Collected data entries
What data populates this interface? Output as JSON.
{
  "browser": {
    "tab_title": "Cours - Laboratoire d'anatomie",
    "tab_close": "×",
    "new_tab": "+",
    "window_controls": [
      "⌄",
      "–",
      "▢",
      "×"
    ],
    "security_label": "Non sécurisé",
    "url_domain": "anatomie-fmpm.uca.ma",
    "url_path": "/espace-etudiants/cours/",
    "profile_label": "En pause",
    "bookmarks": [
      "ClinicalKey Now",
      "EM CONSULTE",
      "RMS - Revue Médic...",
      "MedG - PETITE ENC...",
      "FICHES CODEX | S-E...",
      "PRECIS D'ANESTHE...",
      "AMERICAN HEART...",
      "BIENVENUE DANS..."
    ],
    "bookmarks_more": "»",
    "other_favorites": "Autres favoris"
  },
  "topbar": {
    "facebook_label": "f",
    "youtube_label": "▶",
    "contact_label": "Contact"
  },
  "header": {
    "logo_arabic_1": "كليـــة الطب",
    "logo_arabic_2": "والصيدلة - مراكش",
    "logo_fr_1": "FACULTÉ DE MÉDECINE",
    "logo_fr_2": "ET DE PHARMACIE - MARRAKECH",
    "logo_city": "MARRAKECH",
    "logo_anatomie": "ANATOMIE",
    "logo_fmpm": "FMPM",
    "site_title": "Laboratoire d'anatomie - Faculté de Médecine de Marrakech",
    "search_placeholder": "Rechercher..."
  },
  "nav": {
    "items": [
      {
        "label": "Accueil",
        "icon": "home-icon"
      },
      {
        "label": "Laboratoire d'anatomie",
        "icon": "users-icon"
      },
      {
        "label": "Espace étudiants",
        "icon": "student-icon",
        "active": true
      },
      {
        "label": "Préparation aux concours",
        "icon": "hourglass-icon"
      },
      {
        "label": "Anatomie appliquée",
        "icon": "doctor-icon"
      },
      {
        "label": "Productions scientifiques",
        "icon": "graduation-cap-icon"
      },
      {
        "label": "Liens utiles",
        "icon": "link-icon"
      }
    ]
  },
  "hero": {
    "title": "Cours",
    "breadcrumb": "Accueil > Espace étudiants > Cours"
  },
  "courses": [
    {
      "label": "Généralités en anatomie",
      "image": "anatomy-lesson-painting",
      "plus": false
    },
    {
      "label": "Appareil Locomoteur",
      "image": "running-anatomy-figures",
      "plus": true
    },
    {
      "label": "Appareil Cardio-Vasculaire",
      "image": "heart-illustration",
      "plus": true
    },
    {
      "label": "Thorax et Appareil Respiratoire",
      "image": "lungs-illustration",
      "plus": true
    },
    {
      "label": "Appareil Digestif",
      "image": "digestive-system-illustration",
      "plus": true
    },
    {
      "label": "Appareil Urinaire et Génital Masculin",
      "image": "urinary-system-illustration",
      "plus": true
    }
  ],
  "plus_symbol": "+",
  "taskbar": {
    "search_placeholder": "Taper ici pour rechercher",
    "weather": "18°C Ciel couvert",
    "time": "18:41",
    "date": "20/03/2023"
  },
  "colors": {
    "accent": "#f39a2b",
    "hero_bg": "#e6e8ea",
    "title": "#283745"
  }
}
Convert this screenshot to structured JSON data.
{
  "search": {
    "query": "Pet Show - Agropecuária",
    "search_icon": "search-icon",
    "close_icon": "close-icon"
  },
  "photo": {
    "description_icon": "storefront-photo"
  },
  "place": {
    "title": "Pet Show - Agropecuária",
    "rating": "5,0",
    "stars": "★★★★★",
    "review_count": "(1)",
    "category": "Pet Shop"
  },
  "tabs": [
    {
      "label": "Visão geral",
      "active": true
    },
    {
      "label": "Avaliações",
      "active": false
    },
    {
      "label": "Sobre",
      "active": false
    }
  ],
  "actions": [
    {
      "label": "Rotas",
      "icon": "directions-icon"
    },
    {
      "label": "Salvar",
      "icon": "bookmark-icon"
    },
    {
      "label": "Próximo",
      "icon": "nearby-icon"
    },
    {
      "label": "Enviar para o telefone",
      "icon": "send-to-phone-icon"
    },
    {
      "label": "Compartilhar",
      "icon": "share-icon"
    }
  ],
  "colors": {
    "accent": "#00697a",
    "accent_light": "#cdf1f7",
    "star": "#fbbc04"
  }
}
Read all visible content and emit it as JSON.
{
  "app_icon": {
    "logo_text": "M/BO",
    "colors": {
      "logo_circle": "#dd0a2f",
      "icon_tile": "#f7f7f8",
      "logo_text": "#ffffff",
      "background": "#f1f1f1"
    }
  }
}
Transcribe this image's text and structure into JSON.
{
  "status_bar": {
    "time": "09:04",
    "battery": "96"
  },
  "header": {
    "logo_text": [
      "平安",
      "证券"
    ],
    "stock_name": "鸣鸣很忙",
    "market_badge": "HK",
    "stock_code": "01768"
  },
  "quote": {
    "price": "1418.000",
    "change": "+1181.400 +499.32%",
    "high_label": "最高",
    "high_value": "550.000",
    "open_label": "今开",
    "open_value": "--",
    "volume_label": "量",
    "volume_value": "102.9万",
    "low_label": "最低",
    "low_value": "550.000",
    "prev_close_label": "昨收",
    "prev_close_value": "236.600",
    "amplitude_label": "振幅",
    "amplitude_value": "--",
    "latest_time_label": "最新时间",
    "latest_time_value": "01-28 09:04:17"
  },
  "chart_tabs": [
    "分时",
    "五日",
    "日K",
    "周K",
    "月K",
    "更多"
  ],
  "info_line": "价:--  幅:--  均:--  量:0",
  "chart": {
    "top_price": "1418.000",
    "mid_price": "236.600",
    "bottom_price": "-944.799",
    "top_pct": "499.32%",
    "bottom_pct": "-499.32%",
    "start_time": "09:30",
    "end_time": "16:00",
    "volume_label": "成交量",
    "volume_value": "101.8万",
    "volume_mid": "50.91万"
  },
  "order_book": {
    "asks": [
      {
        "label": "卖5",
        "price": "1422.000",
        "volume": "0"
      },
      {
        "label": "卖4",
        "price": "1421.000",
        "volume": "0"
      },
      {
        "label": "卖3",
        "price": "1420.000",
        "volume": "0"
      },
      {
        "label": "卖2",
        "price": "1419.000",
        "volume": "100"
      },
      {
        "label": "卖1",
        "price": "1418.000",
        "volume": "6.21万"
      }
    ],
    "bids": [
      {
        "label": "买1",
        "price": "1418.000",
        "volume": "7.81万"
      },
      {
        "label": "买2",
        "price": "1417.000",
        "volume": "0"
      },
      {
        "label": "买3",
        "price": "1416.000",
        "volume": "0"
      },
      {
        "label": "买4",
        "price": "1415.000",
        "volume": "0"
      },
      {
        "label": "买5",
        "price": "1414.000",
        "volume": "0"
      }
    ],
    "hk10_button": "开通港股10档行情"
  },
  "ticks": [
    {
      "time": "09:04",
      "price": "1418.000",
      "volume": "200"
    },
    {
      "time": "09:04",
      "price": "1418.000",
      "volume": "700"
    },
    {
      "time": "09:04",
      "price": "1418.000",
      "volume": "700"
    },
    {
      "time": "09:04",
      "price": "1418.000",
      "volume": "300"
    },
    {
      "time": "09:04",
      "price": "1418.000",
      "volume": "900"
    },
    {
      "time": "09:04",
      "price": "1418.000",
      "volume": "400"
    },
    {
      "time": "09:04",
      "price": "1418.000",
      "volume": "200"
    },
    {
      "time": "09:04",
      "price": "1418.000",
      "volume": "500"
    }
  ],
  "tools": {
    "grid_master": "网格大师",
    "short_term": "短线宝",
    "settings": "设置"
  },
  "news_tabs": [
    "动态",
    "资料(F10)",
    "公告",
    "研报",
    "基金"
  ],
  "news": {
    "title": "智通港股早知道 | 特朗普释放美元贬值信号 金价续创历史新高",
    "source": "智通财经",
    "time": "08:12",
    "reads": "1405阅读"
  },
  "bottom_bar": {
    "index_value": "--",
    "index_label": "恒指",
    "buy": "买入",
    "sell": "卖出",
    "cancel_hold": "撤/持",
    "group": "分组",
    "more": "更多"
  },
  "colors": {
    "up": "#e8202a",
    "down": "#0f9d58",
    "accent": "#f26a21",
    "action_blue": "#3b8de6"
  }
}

WRITTEN REQUEST
In the records above, find each line with the word "étudiants" and copy it.

ANSWER TO THE EXERCISE
        "label": "Espace étudiants",
    "breadcrumb": "Accueil > Espace étudiants > Cours"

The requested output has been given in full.